**DIRECTIONS:** From the entries below, copy every line where the string "name" appears.

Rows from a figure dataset

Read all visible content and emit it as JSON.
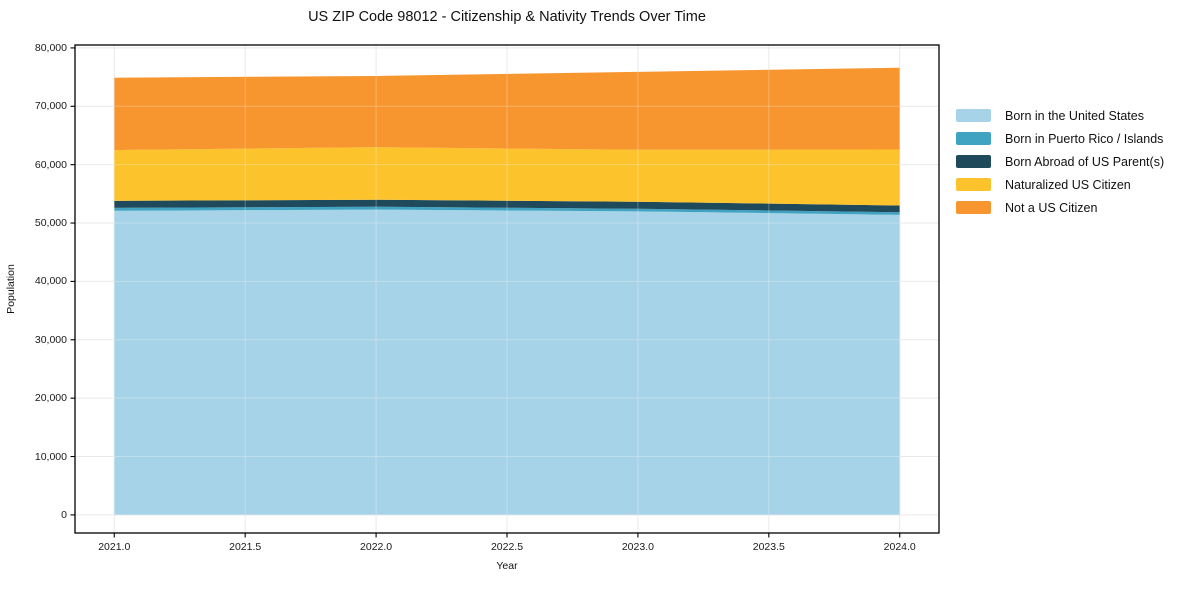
{
  "chart_data": {
    "type": "area",
    "stacked": true,
    "title": "US ZIP Code 98012 - Citizenship & Nativity Trends Over Time",
    "xlabel": "Year",
    "ylabel": "Population",
    "x": [
      2021,
      2022,
      2023,
      2024
    ],
    "series": [
      {
        "name": "Born in the United States",
        "color": "#a6d3e8",
        "values": [
          52100,
          52300,
          52000,
          51400
        ]
      },
      {
        "name": "Born in Puerto Rico / Islands",
        "color": "#41a3c2",
        "values": [
          500,
          500,
          450,
          450
        ]
      },
      {
        "name": "Born Abroad of US Parent(s)",
        "color": "#1f4a5c",
        "values": [
          1200,
          1200,
          1200,
          1150
        ]
      },
      {
        "name": "Naturalized US Citizen",
        "color": "#fcc32d",
        "values": [
          8700,
          9000,
          8900,
          9600
        ]
      },
      {
        "name": "Not a US Citizen",
        "color": "#f7952e",
        "values": [
          12400,
          12200,
          13350,
          14000
        ]
      }
    ],
    "totals": [
      74900,
      75200,
      75900,
      76600
    ],
    "xticks": [
      2021.0,
      2021.5,
      2022.0,
      2022.5,
      2023.0,
      2023.5,
      2024.0
    ],
    "xtick_labels": [
      "2021.0",
      "2021.5",
      "2022.0",
      "2022.5",
      "2023.0",
      "2023.5",
      "2024.0"
    ],
    "yticks": [
      0,
      10000,
      20000,
      30000,
      40000,
      50000,
      60000,
      70000,
      80000
    ],
    "ytick_labels": [
      "0",
      "10,000",
      "20,000",
      "30,000",
      "40,000",
      "50,000",
      "60,000",
      "70,000",
      "80,000"
    ],
    "xlim": [
      2020.85,
      2024.15
    ],
    "ylim": [
      -3100,
      80500
    ],
    "grid": true,
    "grid_color": "#e9e9e9",
    "spine_color": "#000000",
    "legend_position": "right outside"
  }
}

**WRITTEN SOLUTION:**
        "name": "Born in the United States",
        "name": "Born in Puerto Rico / Islands",
        "name": "Born Abroad of US Parent(s)",
        "name": "Naturalized US Citizen",
        "name": "Not a US Citizen",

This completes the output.